A CHARITY shop is celebrating 30 years of serving a community with companionship and a stash of second-hand goodies.

Oxfam is marking its pearl anniversary at its Stert Street branch in Abingdon, which has so far raised more than £3million to help banish poverty, disease and hunger from across the world.

Longest-serving volunteer Roger Baker helped set up the shop in the town's High Street in 1969 before it moved to its current premises, where customers can rummage through clothes rails and comb bookshelves for bargains.

The 84-year-old said: "I thought it was going to be a campaign group but at our first meeting with Joe Mitty (Oxfam's first paid employee), he told us we were setting up a shop - and he saw that we did."

The retired physics and maths teacher was working at Abingdon School at the time, taking on the voluntary role of cashier and tallying up the contents of the till after a full day at work.

His support for the charity followed in the footsteps of his father Wilson Baker, who sat on the original Oxford Committee for Famine Relief which set up the first Oxfam shop in Oxford's Broad Street.

He said: "People from the churches and university were concerned about the hardship with the famine in Greece.

"As long as I am able to I will continue volunteering. It's become a habit. It's got a very nice atmosphere and I always want to feel useful. We are fortunate that people in Abingdon are very generous."
· · ·
> **Work request A**:
In the article about the Abingdon Oxfam shop, what volunteer job did Roger Baker take on when the shop was first set up?
> **Work request B**:
Carry on the article about the Abingdon Oxfam shop, starting right after its last sentence.

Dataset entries
· · ·
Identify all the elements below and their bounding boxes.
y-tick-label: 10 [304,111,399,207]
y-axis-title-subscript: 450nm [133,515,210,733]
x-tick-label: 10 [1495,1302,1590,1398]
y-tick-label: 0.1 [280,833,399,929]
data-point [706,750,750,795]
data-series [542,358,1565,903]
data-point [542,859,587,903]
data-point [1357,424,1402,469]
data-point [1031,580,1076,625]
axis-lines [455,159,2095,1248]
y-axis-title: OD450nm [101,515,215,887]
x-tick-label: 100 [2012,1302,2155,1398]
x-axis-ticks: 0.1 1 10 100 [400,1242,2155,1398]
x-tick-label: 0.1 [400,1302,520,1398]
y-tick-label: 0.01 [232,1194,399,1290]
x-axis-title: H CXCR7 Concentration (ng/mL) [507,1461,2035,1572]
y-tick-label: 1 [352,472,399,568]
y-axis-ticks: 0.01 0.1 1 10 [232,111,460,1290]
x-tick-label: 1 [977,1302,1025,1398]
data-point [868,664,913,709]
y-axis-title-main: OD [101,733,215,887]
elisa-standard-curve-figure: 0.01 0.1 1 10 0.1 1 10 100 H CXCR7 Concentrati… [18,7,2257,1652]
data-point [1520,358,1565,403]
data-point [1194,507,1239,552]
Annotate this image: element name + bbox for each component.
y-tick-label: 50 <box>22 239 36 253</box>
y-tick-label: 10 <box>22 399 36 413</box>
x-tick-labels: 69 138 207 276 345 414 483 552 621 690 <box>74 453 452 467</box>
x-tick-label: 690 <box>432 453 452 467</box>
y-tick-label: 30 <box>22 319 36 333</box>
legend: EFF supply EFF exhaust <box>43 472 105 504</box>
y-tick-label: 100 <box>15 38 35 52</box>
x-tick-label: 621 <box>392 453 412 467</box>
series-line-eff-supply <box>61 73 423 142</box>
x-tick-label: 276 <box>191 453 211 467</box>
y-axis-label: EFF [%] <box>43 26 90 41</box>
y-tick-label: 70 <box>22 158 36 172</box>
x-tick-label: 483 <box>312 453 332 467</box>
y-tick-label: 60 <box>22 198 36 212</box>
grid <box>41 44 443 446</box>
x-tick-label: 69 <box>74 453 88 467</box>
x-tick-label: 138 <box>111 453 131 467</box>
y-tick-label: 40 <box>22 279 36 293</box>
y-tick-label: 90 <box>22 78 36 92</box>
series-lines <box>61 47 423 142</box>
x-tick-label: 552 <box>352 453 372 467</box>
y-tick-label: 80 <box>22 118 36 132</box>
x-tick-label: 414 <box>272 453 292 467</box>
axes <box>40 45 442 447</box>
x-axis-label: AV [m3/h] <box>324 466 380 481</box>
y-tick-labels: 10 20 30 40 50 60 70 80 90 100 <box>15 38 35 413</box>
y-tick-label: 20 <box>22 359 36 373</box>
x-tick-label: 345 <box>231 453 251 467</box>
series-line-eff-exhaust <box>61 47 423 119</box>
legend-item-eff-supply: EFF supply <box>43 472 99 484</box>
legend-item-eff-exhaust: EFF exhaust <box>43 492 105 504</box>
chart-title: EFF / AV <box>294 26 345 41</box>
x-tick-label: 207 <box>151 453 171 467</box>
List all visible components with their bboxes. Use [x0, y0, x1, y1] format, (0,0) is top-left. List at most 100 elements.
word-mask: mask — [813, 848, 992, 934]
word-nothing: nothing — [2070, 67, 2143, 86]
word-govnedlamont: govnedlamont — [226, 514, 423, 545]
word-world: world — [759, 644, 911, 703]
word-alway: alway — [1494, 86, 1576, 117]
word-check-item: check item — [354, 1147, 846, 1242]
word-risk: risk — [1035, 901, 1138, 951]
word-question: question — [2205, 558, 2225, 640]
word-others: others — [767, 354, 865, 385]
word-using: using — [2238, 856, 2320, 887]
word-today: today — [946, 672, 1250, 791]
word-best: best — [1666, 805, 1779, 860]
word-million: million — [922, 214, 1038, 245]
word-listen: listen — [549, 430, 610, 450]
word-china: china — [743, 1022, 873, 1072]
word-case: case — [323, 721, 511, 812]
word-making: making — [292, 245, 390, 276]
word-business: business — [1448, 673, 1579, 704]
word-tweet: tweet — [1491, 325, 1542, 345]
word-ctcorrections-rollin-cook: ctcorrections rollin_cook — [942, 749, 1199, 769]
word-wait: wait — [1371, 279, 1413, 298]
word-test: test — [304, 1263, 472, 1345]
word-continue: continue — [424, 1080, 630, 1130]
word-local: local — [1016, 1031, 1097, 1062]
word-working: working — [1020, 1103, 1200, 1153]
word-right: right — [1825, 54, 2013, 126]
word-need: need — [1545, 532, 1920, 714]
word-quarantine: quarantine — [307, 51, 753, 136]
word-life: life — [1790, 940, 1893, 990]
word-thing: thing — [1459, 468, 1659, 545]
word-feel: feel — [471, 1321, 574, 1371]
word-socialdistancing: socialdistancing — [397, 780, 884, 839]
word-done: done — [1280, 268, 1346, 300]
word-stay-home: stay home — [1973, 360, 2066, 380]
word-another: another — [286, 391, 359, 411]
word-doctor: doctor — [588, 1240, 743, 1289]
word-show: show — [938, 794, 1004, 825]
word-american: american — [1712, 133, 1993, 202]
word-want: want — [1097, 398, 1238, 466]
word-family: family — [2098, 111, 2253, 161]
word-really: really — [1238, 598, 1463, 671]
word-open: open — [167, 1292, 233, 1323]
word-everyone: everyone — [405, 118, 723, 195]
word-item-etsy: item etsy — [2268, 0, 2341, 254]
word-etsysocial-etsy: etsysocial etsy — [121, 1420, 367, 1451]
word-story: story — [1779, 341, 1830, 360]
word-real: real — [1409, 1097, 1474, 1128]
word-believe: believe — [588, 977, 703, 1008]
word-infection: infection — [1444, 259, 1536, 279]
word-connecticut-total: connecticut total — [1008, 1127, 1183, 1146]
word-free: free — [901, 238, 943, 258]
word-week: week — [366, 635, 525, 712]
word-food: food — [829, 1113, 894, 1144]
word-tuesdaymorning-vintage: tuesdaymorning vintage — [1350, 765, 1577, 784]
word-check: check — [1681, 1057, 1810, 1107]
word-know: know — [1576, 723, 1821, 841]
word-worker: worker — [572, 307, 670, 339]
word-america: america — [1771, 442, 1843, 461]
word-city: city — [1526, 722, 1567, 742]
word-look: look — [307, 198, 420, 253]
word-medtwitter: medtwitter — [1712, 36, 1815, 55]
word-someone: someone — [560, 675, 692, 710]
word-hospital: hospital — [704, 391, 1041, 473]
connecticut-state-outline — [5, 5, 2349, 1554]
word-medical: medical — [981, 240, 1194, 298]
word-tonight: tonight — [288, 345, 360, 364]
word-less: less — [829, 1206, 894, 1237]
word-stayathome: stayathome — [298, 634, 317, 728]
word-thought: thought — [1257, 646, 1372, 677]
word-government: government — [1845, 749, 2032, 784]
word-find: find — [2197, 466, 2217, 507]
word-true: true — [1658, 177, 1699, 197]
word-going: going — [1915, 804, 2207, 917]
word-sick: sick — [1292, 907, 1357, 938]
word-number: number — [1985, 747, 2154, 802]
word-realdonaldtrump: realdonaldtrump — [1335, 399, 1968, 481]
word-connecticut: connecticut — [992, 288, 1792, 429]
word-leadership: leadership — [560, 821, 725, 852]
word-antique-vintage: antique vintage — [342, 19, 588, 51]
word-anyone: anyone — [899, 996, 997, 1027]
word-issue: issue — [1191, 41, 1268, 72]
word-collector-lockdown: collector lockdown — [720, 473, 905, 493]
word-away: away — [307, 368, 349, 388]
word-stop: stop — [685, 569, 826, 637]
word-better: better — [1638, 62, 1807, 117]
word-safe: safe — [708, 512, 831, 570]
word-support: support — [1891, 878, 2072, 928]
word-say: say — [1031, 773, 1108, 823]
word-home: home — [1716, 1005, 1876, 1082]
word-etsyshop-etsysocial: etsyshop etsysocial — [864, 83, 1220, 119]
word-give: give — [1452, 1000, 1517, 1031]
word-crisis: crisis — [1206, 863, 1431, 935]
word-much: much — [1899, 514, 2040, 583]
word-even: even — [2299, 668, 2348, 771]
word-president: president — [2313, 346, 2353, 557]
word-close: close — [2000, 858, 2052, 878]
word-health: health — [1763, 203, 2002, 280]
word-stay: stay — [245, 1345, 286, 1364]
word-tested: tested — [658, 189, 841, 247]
· · ·
> **Expected answer A**:
He was the cashier, counting up what was in the till after a full day at work.

> **Expected answer B**:
Grandfather-of-four Mr Baker, who lives in the town near Albert Park, said members of Abingdon rock band Radiohead were among some of the shop's regular customers.

His fellow long-serving volunteers include Anne-Marie Banks and Felice Armstrong, both of whom have been at the Stert Street store since it opened at the end of November 1986.

Shop manager Debbie Dent said: "We have gone from strength to strength and have fantastic volunteers. It's really quite an exciting environment, everybody shares in its success.

"It's a bit of a community shop, we have people in here every morning - tired mums who have just had a baby who need to sit down and put their feet up, or people who are lonely. We try to offer a bit of companionship. It's a shop you can stroll around and feel comfortable in, whether you are buying or not.

"This is the best crowd of people I have ever worked with, they are really committed. We have volunteers here as young as 14 and as old as 90."

The shop has raised more than £3million in support of Oxfam's mission to banish poverty, disease and hunger from the developing world.